Records excerpted from a collection ▸

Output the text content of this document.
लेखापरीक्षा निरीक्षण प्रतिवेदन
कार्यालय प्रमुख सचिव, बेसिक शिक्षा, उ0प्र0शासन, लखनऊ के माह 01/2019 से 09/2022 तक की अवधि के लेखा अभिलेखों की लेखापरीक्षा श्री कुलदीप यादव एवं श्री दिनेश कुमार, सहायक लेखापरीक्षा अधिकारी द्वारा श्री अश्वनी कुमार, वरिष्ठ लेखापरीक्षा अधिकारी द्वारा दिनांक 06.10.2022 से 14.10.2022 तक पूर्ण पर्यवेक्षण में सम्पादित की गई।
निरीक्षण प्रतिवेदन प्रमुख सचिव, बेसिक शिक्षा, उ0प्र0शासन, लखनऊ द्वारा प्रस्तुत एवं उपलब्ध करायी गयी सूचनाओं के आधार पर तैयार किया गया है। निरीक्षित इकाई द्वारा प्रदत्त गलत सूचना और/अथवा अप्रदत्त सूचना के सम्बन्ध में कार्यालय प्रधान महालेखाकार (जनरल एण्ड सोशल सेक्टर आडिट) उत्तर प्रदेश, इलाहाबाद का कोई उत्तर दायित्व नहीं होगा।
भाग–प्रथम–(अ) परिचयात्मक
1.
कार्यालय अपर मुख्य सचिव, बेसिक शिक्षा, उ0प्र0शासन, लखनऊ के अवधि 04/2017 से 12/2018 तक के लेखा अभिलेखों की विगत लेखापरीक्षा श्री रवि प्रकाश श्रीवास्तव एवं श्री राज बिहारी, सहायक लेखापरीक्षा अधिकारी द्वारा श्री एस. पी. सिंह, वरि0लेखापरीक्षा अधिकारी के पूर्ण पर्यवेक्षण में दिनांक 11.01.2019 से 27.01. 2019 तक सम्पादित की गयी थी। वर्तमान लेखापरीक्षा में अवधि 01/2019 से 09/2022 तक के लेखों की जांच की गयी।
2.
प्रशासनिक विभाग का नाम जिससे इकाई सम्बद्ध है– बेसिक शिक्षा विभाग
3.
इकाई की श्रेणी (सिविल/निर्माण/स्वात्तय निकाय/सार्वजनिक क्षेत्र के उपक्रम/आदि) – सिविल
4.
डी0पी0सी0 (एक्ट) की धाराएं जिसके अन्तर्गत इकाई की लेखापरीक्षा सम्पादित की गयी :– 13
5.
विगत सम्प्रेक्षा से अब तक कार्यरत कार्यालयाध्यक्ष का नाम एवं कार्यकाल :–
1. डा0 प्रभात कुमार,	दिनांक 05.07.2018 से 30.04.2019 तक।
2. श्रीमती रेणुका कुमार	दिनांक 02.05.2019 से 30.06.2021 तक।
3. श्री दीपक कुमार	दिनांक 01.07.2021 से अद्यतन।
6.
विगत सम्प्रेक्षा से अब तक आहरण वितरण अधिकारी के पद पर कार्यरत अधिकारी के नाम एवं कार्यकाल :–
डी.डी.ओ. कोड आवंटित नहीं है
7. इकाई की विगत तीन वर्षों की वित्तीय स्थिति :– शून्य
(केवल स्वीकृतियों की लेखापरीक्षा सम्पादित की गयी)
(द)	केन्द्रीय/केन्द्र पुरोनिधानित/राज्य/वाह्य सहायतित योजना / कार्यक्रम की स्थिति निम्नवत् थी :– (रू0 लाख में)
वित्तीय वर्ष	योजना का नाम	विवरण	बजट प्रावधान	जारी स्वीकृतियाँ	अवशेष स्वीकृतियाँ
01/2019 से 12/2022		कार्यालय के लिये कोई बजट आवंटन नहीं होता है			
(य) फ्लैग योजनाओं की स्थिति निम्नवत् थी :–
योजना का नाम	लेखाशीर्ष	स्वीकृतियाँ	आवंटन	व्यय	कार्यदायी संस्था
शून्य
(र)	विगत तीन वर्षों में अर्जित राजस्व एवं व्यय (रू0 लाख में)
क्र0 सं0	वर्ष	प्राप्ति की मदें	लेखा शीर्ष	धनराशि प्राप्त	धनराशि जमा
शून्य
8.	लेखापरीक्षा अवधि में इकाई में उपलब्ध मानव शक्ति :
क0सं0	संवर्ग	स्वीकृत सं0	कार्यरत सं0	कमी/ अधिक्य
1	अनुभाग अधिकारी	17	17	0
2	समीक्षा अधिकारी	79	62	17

EXERCISE TASK ▸ Which lines of the data above contain "लखनऊ"? Copy each one.

SOLUTION TO THIS EXERCISE ▸
कार्यालय प्रमुख सचिव, बेसिक शिक्षा, उ0प्र0शासन, लखनऊ के माह 01/2019 से 09/2022 तक की अवधि के लेखा अभिलेखों की लेखापरीक्षा श्री कुलदीप यादव एवं श्री दिनेश कुमार, सहायक लेखापरीक्षा अधिकारी द्वारा श्री अश्वनी कुमार, वरिष्ठ लेखापरीक्षा अधिकारी द्वारा दिनांक 06.10.2022 से 14.10.2022 तक पूर्ण पर्यवेक्षण में सम्पादित की गई।
निरीक्षण प्रतिवेदन प्रमुख सचिव, बेसिक शिक्षा, उ0प्र0शासन, लखनऊ द्वारा प्रस्तुत एवं उपलब्ध करायी गयी सूचनाओं के आधार पर तैयार किया गया है। निरीक्षित इकाई द्वारा प्रदत्त गलत सूचना और/अथवा अप्रदत्त सूचना के सम्बन्ध में कार्यालय प्रधान महालेखाकार (जनरल एण्ड सोशल सेक्टर आडिट) उत्तर प्रदेश, इलाहाबाद का कोई उत्तर दायित्व नहीं होगा।
कार्यालय अपर मुख्य सचिव, बेसिक शिक्षा, उ0प्र0शासन, लखनऊ के अवधि 04/2017 से 12/2018 तक के लेखा अभिलेखों की विगत लेखापरीक्षा श्री रवि प्रकाश श्रीवास्तव एवं श्री राज बिहारी, सहायक लेखापरीक्षा अधिकारी द्वारा श्री एस. पी. सिंह, वरि0लेखापरीक्षा अधिकारी के पूर्ण पर्यवेक्षण में दिनांक 11.01.2019 से 27.01. 2019 तक सम्पादित की गयी थी। वर्तमान लेखापरीक्षा में अवधि 01/2019 से 09/2022 तक के लेखों की जांच की गयी।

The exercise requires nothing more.